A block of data
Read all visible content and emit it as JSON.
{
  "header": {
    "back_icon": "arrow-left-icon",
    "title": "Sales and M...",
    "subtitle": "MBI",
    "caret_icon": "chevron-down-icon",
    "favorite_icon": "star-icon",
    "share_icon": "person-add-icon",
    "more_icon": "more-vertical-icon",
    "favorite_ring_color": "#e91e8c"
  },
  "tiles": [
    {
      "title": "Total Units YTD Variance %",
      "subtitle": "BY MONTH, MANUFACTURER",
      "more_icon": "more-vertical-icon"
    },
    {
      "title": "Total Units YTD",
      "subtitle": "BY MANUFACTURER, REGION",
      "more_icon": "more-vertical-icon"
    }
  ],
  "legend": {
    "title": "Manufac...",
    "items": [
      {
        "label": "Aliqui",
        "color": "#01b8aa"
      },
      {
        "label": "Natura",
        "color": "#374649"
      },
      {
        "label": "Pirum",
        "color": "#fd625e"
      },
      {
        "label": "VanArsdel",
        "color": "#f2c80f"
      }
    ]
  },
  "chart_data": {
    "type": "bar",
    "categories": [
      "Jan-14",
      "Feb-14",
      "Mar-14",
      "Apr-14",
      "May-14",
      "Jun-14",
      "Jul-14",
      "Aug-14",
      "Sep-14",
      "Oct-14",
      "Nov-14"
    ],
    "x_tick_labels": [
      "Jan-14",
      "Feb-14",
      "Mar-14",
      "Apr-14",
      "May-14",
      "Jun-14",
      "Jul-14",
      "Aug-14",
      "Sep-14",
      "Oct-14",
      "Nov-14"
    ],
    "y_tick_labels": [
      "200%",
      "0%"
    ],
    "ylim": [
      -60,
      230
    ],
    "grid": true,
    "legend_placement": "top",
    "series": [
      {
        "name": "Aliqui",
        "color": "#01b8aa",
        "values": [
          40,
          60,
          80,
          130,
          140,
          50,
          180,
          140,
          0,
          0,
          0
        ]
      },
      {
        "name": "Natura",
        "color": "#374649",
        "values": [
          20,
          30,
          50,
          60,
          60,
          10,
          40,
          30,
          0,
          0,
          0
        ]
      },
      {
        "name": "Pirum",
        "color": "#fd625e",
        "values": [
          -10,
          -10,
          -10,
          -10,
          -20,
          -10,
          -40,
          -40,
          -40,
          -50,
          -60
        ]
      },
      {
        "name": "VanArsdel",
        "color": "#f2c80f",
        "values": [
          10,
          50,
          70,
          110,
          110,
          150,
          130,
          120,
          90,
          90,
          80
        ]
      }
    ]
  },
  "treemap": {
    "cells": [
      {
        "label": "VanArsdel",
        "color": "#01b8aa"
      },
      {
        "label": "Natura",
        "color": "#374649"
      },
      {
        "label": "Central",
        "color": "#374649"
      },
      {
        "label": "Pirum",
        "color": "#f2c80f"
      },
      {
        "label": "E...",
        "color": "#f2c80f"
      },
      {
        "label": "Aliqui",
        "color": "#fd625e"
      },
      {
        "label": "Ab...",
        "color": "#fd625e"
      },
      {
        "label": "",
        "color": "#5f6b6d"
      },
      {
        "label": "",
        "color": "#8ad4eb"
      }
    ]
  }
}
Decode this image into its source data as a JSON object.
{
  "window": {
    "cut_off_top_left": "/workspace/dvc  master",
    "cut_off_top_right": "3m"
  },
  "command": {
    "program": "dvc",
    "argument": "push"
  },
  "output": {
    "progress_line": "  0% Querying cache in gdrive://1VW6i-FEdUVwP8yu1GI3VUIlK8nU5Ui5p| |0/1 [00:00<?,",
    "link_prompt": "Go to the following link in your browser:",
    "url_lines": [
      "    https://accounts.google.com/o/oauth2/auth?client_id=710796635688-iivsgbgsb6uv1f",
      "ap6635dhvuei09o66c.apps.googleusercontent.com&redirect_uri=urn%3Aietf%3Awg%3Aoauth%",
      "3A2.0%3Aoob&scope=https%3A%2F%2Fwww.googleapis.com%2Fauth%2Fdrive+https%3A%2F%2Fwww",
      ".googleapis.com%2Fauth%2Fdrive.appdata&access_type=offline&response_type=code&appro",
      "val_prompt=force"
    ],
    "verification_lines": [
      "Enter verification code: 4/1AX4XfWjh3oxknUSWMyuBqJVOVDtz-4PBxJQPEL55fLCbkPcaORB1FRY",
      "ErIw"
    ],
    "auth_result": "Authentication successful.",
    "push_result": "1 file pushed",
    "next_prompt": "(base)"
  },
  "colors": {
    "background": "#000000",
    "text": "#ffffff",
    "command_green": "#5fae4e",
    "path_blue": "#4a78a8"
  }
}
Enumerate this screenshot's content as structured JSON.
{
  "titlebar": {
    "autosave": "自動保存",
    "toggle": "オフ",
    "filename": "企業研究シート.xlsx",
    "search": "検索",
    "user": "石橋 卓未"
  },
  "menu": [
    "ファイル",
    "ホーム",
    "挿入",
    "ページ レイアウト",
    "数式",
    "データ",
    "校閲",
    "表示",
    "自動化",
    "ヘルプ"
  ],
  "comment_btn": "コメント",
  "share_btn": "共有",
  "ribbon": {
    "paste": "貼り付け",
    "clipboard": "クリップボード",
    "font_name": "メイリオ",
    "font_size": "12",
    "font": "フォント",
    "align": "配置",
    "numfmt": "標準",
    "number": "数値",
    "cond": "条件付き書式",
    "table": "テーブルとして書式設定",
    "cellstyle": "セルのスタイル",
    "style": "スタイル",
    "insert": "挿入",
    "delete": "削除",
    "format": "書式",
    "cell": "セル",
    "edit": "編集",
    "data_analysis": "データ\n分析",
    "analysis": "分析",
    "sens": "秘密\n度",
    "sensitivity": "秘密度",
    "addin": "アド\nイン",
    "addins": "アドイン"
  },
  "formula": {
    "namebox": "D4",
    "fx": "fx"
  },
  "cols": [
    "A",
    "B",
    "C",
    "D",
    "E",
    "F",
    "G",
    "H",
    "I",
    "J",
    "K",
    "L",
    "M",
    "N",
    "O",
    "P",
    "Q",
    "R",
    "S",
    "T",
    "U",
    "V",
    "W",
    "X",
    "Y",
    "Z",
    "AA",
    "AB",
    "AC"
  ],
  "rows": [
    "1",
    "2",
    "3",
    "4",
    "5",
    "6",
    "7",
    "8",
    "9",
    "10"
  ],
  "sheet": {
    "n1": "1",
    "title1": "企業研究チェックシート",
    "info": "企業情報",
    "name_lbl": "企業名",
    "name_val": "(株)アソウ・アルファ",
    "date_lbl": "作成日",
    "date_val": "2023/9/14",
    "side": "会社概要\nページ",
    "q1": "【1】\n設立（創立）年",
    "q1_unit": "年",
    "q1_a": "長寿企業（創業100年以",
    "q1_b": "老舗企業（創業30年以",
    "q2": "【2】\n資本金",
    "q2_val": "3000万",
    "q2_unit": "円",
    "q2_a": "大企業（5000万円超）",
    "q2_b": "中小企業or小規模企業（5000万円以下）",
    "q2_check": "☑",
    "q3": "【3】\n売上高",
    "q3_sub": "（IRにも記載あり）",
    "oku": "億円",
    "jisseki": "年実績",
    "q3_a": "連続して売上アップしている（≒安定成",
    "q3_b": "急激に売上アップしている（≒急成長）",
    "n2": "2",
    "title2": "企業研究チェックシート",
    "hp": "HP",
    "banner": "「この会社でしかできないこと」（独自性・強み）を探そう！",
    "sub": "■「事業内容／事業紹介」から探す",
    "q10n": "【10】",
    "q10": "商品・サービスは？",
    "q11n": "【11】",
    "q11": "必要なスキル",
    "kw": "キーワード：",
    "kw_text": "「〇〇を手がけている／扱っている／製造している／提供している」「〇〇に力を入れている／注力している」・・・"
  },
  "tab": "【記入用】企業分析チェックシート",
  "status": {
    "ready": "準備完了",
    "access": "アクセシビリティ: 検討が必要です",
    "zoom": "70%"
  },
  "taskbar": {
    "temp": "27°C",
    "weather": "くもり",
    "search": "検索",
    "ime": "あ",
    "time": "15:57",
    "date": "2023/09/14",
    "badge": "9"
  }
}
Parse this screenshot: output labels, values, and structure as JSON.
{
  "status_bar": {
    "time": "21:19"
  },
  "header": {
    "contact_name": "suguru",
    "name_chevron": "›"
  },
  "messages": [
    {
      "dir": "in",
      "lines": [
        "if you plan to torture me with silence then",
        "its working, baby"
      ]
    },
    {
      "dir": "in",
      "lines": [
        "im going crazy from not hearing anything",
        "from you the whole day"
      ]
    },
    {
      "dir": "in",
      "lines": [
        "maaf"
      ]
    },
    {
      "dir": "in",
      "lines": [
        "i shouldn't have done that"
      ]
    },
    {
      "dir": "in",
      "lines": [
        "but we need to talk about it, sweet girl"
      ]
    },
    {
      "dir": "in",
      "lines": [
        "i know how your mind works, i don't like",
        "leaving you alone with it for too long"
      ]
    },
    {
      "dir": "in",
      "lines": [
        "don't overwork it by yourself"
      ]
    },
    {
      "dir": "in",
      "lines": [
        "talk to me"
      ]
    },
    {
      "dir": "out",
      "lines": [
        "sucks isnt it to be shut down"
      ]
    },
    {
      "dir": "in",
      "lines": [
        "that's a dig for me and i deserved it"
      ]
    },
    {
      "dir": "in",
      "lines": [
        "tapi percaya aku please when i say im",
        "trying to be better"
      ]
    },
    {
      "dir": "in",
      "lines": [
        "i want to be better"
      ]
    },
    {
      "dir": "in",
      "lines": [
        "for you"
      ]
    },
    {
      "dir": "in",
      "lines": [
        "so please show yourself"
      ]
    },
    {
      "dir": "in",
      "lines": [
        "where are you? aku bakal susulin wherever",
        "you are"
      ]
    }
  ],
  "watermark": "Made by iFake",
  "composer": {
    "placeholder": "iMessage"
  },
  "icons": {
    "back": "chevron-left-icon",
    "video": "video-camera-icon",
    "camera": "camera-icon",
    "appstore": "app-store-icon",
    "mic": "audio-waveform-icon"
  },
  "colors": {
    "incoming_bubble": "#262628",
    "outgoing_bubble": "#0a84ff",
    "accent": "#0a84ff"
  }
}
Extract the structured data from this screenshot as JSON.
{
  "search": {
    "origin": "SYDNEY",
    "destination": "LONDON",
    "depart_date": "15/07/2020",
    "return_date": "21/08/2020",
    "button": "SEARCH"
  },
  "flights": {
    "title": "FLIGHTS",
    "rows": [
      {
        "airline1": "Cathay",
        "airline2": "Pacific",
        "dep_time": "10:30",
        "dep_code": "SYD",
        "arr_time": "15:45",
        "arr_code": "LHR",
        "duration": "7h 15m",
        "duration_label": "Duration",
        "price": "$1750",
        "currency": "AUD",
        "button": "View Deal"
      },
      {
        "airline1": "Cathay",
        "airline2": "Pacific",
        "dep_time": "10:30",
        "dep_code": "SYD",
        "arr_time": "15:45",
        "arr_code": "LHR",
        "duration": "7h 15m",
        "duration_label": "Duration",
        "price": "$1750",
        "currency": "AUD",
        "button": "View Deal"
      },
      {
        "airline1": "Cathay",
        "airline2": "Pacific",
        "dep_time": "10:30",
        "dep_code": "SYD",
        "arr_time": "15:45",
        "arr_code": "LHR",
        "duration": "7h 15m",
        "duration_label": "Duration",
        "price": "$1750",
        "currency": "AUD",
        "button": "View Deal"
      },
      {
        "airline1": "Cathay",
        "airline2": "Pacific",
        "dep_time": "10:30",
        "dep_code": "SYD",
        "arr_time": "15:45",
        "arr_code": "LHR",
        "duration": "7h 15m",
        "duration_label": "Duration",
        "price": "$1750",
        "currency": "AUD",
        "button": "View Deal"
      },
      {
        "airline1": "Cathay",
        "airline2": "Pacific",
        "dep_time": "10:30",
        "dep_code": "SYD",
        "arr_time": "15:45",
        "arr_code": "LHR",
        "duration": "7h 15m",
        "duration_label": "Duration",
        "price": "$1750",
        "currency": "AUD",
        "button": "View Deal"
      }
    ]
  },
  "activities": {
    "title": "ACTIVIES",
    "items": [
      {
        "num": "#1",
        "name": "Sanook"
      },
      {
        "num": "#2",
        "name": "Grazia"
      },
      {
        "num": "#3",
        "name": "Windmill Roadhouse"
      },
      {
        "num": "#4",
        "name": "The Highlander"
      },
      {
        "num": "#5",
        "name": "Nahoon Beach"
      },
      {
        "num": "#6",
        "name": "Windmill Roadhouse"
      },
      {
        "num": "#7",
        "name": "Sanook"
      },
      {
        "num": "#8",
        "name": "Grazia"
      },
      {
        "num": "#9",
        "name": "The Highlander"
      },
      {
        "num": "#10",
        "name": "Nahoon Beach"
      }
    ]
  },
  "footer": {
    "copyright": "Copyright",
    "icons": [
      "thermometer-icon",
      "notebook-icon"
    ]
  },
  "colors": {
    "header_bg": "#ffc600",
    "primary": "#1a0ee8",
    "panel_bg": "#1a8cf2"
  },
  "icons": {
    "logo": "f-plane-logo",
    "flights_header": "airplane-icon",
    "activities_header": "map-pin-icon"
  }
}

→ **Aim of the exercise**
Make a copy of each line that contains the string "Total".

→ **Answer to this problem**
      "title": "Total Units YTD Variance %",
      "title": "Total Units YTD",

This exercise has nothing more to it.